Copy each line of the entries beneath that contains the word "content".
──────── EXERCISE INPUTS ────────
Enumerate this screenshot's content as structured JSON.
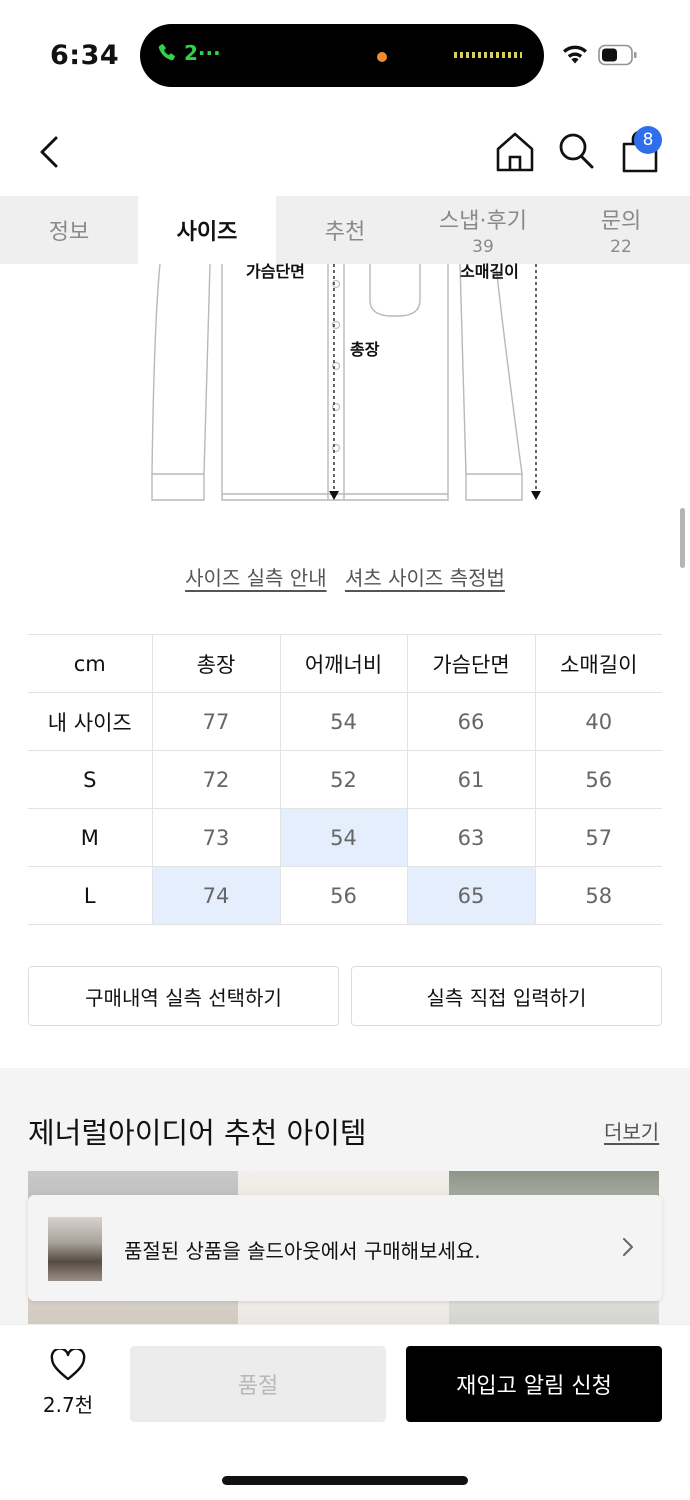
{
  "status_bar": {
    "time": "6:34",
    "call_indicator": "2···"
  },
  "header": {
    "cart_count": "8"
  },
  "tabs": [
    {
      "label": "정보",
      "count": ""
    },
    {
      "label": "사이즈",
      "count": ""
    },
    {
      "label": "추천",
      "count": ""
    },
    {
      "label": "스냅·후기",
      "count": "39"
    },
    {
      "label": "문의",
      "count": "22"
    }
  ],
  "diagram": {
    "chest_label": "가슴단면",
    "length_label": "총장",
    "sleeve_label": "소매길이"
  },
  "size_links": {
    "guide": "사이즈 실측 안내",
    "method": "셔츠 사이즈 측정법"
  },
  "size_table": {
    "headers": [
      "cm",
      "총장",
      "어깨너비",
      "가슴단면",
      "소매길이"
    ],
    "rows": [
      [
        "내 사이즈",
        "77",
        "54",
        "66",
        "40"
      ],
      [
        "S",
        "72",
        "52",
        "61",
        "56"
      ],
      [
        "M",
        "73",
        "54",
        "63",
        "57"
      ],
      [
        "L",
        "74",
        "56",
        "65",
        "58"
      ]
    ]
  },
  "actions": {
    "select_history": "구매내역 실측 선택하기",
    "direct_input": "실측 직접 입력하기"
  },
  "recommend": {
    "title": "제너럴아이디어 추천 아이템",
    "more": "더보기"
  },
  "soldout_banner": {
    "text": "품절된 상품을 솔드아웃에서 구매해보세요."
  },
  "bottom_bar": {
    "likes": "2.7천",
    "soldout_label": "품절",
    "restock_label": "재입고 알림 신청"
  },
  "colors": {
    "accent_blue": "#2f6fea",
    "highlight": "#e4eefc",
    "primary_button": "#000000"
  }
}
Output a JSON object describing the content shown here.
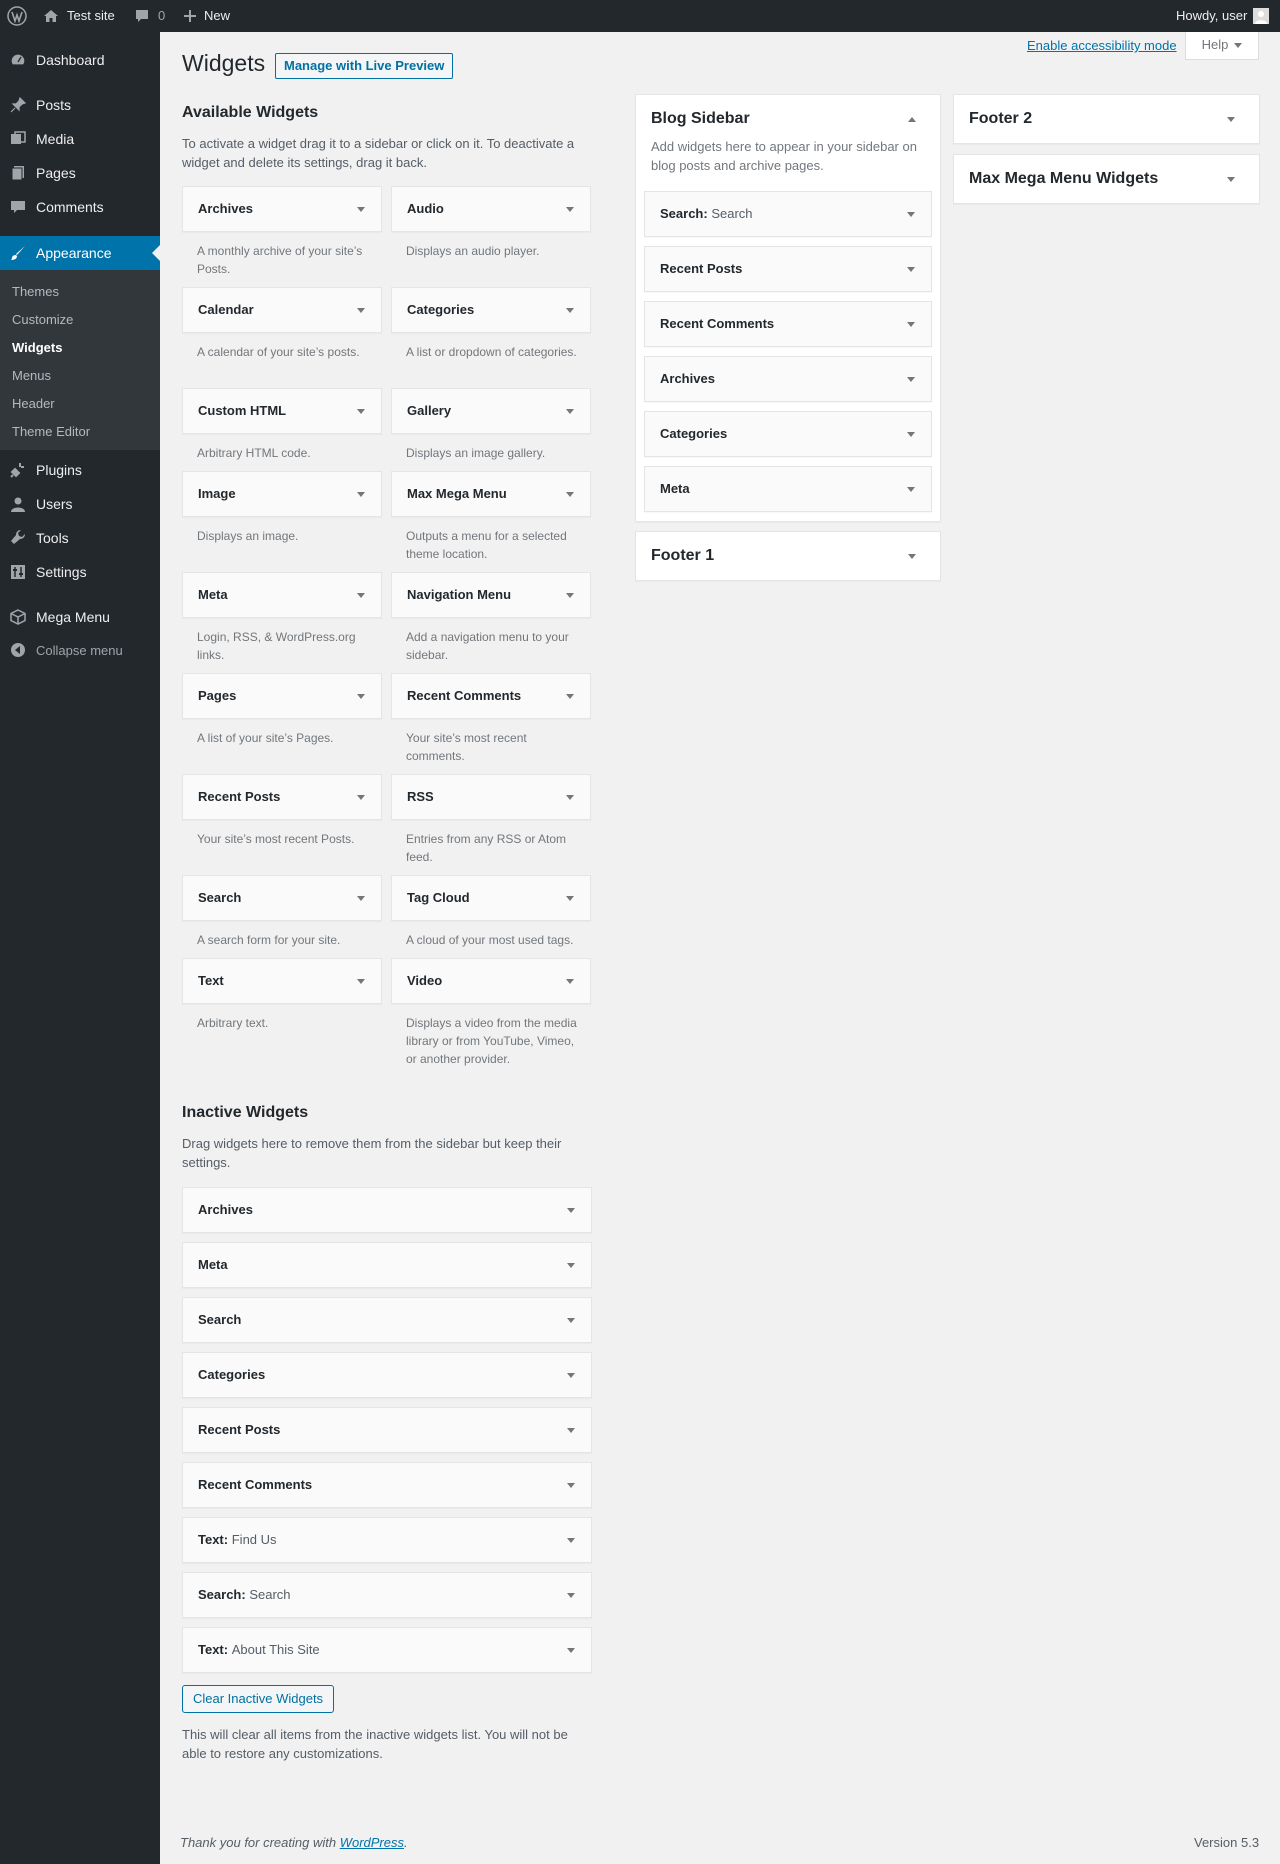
────────
WRITTEN SOLUTION
Enumerate this screenshot's content as structured JSON.
Output a JSON object describing the content shown here.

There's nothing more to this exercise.